* RECORDS PROVIDED:
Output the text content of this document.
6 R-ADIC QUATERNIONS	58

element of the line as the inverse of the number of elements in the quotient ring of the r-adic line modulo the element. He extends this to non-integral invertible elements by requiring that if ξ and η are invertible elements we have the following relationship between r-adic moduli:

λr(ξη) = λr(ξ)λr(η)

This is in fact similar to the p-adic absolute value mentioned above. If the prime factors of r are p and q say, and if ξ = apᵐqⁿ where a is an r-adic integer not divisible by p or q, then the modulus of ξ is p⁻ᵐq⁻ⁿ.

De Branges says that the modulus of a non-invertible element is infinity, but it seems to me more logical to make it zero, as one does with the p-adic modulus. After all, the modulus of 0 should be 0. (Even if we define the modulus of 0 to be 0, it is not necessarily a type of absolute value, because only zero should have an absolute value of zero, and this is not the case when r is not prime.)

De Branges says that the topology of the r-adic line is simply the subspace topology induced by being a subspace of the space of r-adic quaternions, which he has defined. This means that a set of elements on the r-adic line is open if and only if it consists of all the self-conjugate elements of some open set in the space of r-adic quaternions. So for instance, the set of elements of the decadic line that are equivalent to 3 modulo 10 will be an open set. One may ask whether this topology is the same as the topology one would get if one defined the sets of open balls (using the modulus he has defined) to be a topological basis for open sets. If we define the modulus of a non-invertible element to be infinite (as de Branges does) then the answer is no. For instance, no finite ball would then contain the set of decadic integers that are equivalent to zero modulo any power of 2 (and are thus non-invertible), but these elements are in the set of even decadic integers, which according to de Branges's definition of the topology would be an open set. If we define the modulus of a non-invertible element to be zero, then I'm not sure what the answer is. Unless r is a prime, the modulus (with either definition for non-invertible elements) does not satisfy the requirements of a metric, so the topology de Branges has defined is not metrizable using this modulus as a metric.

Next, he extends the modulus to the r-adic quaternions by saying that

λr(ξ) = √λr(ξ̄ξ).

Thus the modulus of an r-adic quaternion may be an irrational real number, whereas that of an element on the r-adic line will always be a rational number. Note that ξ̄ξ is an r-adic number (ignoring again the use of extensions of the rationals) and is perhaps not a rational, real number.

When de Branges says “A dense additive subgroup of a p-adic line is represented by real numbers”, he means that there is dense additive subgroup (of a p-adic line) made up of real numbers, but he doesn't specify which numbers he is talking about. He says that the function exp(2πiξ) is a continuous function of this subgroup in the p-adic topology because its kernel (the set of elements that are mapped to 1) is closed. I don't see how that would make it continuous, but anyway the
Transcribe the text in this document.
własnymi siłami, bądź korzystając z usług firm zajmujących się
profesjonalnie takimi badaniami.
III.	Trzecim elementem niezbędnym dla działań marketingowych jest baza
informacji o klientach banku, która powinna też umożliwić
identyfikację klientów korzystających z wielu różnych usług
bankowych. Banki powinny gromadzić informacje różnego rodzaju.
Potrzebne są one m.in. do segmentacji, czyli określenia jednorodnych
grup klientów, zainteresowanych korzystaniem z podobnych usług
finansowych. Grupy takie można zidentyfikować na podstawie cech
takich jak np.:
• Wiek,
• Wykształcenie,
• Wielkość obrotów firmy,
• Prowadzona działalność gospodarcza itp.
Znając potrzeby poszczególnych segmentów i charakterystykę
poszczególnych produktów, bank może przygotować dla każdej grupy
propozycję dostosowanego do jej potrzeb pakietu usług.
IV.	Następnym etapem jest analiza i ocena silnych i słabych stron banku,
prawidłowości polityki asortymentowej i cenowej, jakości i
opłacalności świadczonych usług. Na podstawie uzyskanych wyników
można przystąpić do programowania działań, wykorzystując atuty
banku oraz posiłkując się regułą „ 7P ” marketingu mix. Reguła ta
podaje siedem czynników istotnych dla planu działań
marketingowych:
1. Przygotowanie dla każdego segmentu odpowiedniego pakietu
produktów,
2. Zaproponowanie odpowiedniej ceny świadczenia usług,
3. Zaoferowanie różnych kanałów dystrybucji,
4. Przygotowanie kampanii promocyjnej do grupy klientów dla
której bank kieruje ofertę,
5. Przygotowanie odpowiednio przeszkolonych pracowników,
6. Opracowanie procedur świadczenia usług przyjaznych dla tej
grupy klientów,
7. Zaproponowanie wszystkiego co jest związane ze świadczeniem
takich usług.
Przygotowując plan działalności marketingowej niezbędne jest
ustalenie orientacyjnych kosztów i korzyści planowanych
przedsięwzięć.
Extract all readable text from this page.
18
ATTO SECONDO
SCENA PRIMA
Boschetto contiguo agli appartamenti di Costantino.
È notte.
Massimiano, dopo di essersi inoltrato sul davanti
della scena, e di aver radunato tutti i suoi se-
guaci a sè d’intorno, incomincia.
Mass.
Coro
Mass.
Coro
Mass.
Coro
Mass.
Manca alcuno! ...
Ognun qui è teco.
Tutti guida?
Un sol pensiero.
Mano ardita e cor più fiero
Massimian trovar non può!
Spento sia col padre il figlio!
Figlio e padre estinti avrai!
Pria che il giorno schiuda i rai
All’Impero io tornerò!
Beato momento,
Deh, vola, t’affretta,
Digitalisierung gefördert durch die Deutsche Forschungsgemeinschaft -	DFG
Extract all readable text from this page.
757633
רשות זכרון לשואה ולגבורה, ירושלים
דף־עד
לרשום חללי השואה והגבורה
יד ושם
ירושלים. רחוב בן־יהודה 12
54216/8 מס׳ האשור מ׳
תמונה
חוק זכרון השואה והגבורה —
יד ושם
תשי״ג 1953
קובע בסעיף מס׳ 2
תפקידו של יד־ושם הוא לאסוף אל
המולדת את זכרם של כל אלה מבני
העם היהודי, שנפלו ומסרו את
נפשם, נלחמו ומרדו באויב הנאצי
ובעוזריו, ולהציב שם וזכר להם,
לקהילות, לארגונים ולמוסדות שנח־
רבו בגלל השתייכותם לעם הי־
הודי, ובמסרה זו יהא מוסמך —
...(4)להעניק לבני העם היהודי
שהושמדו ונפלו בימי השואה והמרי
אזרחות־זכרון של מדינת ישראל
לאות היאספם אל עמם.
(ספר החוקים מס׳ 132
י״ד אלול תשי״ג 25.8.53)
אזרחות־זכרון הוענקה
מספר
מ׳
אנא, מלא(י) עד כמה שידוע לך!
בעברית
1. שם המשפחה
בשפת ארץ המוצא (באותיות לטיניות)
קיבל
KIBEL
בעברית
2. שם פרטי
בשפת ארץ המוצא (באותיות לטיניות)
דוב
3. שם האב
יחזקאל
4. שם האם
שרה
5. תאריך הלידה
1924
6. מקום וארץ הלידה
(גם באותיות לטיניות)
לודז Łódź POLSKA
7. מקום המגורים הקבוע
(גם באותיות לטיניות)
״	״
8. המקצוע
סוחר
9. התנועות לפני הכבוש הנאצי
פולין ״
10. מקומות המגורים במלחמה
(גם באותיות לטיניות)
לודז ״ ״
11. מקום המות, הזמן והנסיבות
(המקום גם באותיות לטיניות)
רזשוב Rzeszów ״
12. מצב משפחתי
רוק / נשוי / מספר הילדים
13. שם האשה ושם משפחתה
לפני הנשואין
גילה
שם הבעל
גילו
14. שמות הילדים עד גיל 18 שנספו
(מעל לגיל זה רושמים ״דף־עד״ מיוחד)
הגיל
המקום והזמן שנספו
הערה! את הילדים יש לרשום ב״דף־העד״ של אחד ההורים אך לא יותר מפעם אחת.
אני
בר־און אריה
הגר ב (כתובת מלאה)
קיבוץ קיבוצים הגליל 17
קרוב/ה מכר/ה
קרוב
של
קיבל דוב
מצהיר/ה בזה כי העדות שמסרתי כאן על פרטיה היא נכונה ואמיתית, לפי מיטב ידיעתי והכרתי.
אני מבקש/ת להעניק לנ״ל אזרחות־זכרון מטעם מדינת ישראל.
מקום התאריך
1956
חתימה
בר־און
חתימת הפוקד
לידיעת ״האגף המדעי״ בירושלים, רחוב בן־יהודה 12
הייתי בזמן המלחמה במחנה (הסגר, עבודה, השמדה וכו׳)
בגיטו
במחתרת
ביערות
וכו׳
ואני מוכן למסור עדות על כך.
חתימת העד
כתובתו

* STATED EXERCISE:
Gather from the records above every line containing the string "המקום".

* SOLUTION FOR THIS EXERCISE:
(המקום גם באותיות לטיניות)
המקום והזמן שנספו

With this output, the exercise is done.